begin

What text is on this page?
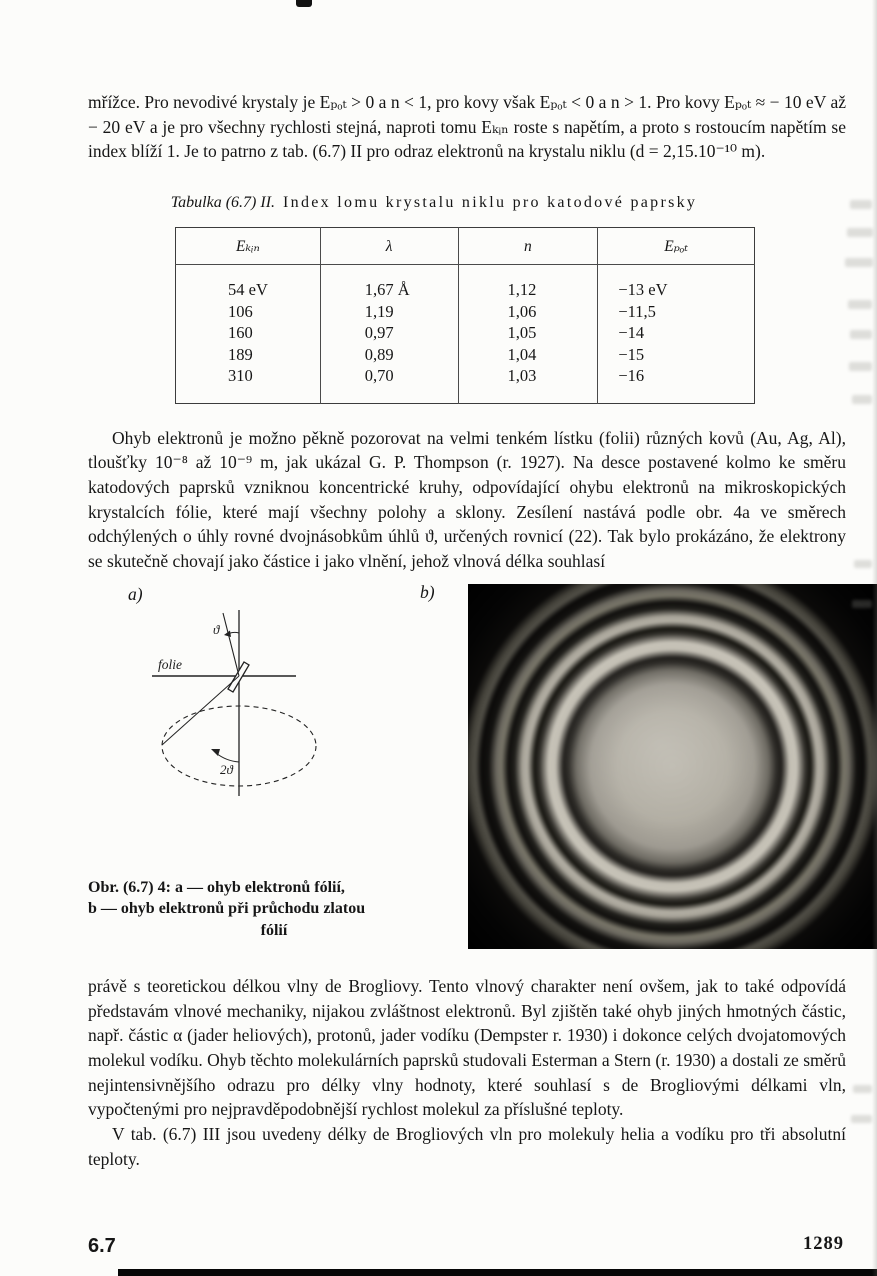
mřížce. Pro nevodivé krystaly je Eₚₒₜ > 0 a n < 1, pro kovy však Eₚₒₜ < 0 a n > 1. Pro kovy Eₚₒₜ ≈ − 10 eV až − 20 eV a je pro všechny rychlosti stejná, naproti tomu Eₖᵢₙ roste s napětím, a proto s rostoucím napětím se index blíží 1. Je to patrno z tab. (6.7) II pro odraz elektronů na krystalu niklu (d = 2,15.10⁻¹⁰ m).

Tabulka (6.7) II. Index lomu krystalu niklu pro katodové paprsky
Eₖᵢₙ	λ	n	Eₚₒₜ
54 eV	1,67 Å	1,12	−13 eV
106	1,19	1,06	−11,5
160	0,97	1,05	−14
189	0,89	1,04	−15
310	0,70	1,03	−16

Ohyb elektronů je možno pěkně pozorovat na velmi tenkém lístku (folii) různých kovů (Au, Ag, Al), tloušťky 10⁻⁸ až 10⁻⁹ m, jak ukázal G. P. Thompson (r. 1927). Na desce postavené kolmo ke směru katodových paprsků vzniknou koncentrické kruhy, odpovídající ohybu elektronů na mikroskopických krystalcích fólie, které mají všechny polohy a sklony. Zesílení nastává podle obr. 4a ve směrech odchýlených o úhly rovné dvojnásobkům úhlů ϑ, určených rovnicí (22). Tak bylo prokázáno, že elektrony se skutečně chovají jako částice i jako vlnění, jehož vlnová délka souhlasí

a)	b)
folie
ϑ
2ϑ
Obr. (6.7) 4: a — ohyb elektronů fólií,
b — ohyb elektronů při průchodu zlatou
fólií

právě s teoretickou délkou vlny de Brogliovy. Tento vlnový charakter není ovšem, jak to také odpovídá představám vlnové mechaniky, nijakou zvláštnost elektronů. Byl zjištěn také ohyb jiných hmotných částic, např. částic α (jader heliových), protonů, jader vodíku (Dempster r. 1930) i dokonce celých dvojatomových molekul vodíku. Ohyb těchto molekulárních paprsků studovali Esterman a Stern (r. 1930) a dostali ze směrů nejintensivnějšího odrazu pro délky vlny hodnoty, které souhlasí s de Brogliovými délkami vln, vypočtenými pro nejpravděpodobnější rychlost molekul za příslušné teploty.

V tab. (6.7) III jsou uvedeny délky de Brogliových vln pro molekuly helia a vodíku pro tři absolutní teploty.

6.7	1289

end

Pictures in the records above are not copied; print everything else exactly.

ANSWER TO THE PROBLEM
What text is on this page?
mřížce. Pro nevodivé krystaly je Eₚₒₜ > 0 a n < 1, pro kovy však Eₚₒₜ < 0 a n > 1. Pro kovy Eₚₒₜ ≈ − 10 eV až − 20 eV a je pro všechny rychlosti stejná, naproti tomu Eₖᵢₙ roste s napětím, a proto s rostoucím napětím se index blíží 1. Je to patrno z tab. (6.7) II pro odraz elektronů na krystalu niklu (d = 2,15.10⁻¹⁰ m).

Tabulka (6.7) II. Index lomu krystalu niklu pro katodové paprsky
Eₖᵢₙ	λ	n	Eₚₒₜ
54 eV	1,67 Å	1,12	−13 eV
106	1,19	1,06	−11,5
160	0,97	1,05	−14
189	0,89	1,04	−15
310	0,70	1,03	−16

Ohyb elektronů je možno pěkně pozorovat na velmi tenkém lístku (folii) různých kovů (Au, Ag, Al), tloušťky 10⁻⁸ až 10⁻⁹ m, jak ukázal G. P. Thompson (r. 1927). Na desce postavené kolmo ke směru katodových paprsků vzniknou koncentrické kruhy, odpovídající ohybu elektronů na mikroskopických krystalcích fólie, které mají všechny polohy a sklony. Zesílení nastává podle obr. 4a ve směrech odchýlených o úhly rovné dvojnásobkům úhlů ϑ, určených rovnicí (22). Tak bylo prokázáno, že elektrony se skutečně chovají jako částice i jako vlnění, jehož vlnová délka souhlasí

a)	b)
folie
ϑ
2ϑ
Obr. (6.7) 4: a — ohyb elektronů fólií,
b — ohyb elektronů při průchodu zlatou
fólií

právě s teoretickou délkou vlny de Brogliovy. Tento vlnový charakter není ovšem, jak to také odpovídá představám vlnové mechaniky, nijakou zvláštnost elektronů. Byl zjištěn také ohyb jiných hmotných částic, např. částic α (jader heliových), protonů, jader vodíku (Dempster r. 1930) i dokonce celých dvojatomových molekul vodíku. Ohyb těchto molekulárních paprsků studovali Esterman a Stern (r. 1930) a dostali ze směrů nejintensivnějšího odrazu pro délky vlny hodnoty, které souhlasí s de Brogliovými délkami vln, vypočtenými pro nejpravděpodobnější rychlost molekul za příslušné teploty.

V tab. (6.7) III jsou uvedeny délky de Brogliových vln pro molekuly helia a vodíku pro tři absolutní teploty.

6.7	1289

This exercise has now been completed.